GIVEN TASK
Go through the records line by line and work out how many lines hold the word "this". Answer with the number only.
--- start ---
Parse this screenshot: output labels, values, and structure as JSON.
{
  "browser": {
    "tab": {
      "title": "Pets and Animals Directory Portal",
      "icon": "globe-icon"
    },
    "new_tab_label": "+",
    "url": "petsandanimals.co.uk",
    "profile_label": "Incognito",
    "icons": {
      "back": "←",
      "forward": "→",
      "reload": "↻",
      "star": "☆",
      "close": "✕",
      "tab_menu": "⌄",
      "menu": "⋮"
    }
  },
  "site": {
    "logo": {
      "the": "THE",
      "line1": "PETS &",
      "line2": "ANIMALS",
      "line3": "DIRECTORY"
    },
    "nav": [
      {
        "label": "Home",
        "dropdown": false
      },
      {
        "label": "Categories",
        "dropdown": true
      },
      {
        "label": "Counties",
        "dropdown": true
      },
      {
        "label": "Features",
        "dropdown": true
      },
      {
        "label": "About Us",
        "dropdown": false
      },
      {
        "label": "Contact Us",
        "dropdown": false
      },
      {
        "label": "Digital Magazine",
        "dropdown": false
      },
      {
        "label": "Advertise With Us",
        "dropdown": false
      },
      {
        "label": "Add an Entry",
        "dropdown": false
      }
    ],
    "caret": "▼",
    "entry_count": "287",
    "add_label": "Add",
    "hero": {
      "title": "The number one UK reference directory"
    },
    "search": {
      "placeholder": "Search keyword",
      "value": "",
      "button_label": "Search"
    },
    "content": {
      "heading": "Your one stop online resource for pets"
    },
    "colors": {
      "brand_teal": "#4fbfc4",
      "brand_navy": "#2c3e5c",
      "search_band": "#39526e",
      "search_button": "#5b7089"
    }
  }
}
--- end ---
--- start ---
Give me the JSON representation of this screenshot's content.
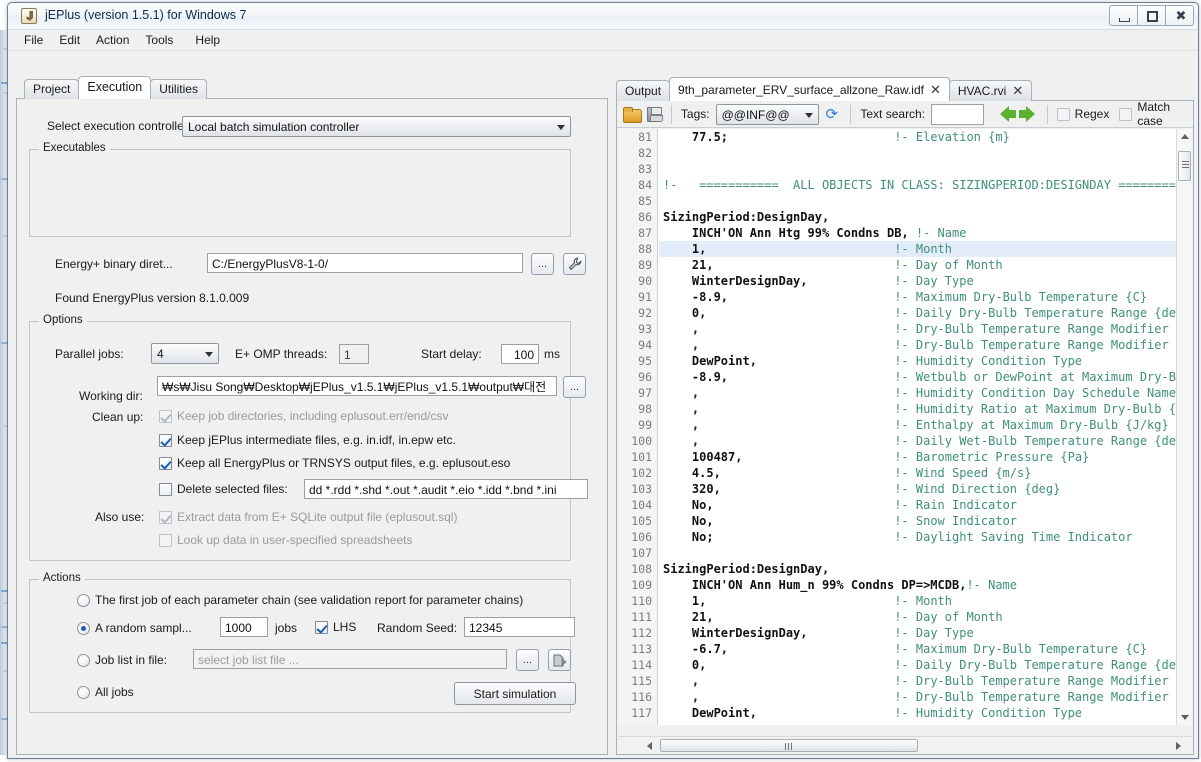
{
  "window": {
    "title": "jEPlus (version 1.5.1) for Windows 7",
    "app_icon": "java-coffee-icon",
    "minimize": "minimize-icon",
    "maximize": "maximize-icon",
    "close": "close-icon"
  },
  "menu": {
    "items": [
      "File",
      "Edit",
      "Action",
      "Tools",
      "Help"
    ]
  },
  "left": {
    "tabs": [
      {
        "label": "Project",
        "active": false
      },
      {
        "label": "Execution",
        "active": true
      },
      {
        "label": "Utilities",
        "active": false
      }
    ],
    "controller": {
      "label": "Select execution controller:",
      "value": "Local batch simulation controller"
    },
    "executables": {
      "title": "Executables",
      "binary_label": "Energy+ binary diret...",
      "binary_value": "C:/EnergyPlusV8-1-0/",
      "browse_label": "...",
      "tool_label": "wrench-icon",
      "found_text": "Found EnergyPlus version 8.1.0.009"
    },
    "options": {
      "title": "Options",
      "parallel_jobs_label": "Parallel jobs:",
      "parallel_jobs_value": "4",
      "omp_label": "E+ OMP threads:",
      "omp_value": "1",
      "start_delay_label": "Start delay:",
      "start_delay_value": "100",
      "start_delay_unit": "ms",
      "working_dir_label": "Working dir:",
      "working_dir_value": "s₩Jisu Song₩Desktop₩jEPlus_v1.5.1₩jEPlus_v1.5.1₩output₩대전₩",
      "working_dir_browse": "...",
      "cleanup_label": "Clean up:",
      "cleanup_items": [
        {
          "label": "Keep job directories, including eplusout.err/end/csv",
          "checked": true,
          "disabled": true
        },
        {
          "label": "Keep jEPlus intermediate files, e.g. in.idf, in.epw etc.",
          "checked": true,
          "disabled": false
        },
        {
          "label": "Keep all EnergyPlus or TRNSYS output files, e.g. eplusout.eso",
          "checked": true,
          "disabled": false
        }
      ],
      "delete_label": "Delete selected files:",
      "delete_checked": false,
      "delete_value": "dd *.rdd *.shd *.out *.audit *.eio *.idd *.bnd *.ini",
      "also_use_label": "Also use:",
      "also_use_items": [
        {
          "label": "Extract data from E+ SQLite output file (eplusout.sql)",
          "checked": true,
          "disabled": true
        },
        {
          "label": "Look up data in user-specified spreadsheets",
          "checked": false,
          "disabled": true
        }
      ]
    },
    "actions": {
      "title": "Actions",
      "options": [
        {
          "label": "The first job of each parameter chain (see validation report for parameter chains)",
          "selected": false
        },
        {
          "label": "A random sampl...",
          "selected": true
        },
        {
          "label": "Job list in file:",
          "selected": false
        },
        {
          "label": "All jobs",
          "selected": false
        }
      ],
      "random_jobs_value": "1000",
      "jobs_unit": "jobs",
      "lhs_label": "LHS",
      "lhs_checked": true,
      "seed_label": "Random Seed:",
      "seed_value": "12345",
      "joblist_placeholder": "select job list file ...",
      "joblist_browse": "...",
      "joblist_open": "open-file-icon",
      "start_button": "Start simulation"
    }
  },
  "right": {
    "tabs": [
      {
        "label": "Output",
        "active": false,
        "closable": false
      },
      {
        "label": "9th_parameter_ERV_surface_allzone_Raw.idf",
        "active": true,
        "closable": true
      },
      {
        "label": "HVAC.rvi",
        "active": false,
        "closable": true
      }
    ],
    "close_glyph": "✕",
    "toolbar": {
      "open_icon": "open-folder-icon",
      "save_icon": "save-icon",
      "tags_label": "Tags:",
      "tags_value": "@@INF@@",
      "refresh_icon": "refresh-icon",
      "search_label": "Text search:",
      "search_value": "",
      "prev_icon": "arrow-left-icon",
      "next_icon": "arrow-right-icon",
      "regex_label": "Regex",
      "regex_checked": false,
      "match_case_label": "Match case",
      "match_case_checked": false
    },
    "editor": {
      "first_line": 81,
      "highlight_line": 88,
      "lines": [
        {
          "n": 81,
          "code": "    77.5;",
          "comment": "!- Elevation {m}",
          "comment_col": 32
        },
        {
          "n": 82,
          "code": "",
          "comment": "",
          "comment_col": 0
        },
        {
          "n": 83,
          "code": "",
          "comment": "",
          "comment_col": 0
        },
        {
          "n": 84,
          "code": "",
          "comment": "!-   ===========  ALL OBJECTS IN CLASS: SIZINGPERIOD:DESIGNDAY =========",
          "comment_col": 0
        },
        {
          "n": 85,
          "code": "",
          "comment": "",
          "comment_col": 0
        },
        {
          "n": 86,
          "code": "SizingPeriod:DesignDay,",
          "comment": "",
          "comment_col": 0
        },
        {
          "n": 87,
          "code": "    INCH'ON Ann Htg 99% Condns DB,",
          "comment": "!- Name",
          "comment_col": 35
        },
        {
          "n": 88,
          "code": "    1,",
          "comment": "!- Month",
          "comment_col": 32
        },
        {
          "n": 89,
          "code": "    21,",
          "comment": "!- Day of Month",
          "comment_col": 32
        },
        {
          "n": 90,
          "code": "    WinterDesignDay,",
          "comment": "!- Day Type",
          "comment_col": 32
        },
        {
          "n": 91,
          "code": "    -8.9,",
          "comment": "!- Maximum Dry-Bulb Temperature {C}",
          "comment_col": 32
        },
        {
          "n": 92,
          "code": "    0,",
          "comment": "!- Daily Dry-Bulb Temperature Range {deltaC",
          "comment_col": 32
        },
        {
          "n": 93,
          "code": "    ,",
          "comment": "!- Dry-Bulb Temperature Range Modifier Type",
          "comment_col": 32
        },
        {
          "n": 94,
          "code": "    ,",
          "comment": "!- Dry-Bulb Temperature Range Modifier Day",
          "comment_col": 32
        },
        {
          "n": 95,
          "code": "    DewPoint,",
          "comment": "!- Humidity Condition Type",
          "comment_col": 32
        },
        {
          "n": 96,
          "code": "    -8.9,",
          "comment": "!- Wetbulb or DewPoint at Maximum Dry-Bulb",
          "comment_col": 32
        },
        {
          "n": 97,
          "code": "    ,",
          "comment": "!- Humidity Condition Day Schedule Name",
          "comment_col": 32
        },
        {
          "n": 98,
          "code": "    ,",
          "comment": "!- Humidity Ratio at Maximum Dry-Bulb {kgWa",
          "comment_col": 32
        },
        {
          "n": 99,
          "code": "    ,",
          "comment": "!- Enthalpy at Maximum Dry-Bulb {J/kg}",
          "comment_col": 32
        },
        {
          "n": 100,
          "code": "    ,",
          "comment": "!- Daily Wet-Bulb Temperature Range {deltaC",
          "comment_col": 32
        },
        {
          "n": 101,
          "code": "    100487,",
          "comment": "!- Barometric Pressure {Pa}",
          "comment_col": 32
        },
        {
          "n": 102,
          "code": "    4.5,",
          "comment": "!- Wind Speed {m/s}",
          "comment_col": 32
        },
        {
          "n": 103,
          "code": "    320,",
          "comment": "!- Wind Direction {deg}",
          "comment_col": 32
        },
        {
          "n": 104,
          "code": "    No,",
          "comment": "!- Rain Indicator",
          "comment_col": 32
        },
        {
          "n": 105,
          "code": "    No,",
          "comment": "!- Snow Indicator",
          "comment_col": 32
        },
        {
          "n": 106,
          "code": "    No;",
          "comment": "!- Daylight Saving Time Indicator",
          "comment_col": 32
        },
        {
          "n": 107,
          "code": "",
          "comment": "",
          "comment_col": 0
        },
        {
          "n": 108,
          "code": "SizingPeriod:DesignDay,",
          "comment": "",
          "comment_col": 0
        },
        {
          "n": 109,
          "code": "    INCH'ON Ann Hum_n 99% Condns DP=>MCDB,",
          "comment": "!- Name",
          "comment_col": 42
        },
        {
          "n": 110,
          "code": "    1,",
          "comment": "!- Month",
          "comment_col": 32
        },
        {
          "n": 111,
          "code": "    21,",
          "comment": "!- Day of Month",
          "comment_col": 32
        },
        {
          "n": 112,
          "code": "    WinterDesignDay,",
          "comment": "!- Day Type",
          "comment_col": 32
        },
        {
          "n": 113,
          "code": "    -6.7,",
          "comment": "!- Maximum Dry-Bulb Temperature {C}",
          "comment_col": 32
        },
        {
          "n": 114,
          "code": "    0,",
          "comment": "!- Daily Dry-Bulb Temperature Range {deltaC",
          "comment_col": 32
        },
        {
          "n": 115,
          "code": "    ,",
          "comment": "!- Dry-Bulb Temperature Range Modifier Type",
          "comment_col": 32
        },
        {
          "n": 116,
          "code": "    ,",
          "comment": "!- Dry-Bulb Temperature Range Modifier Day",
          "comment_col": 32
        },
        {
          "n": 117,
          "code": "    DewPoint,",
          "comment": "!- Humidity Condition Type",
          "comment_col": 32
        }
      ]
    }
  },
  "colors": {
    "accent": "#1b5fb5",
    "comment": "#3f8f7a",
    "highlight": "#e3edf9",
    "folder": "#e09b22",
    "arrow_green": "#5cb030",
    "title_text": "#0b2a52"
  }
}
--- end ---
RESPONSE
2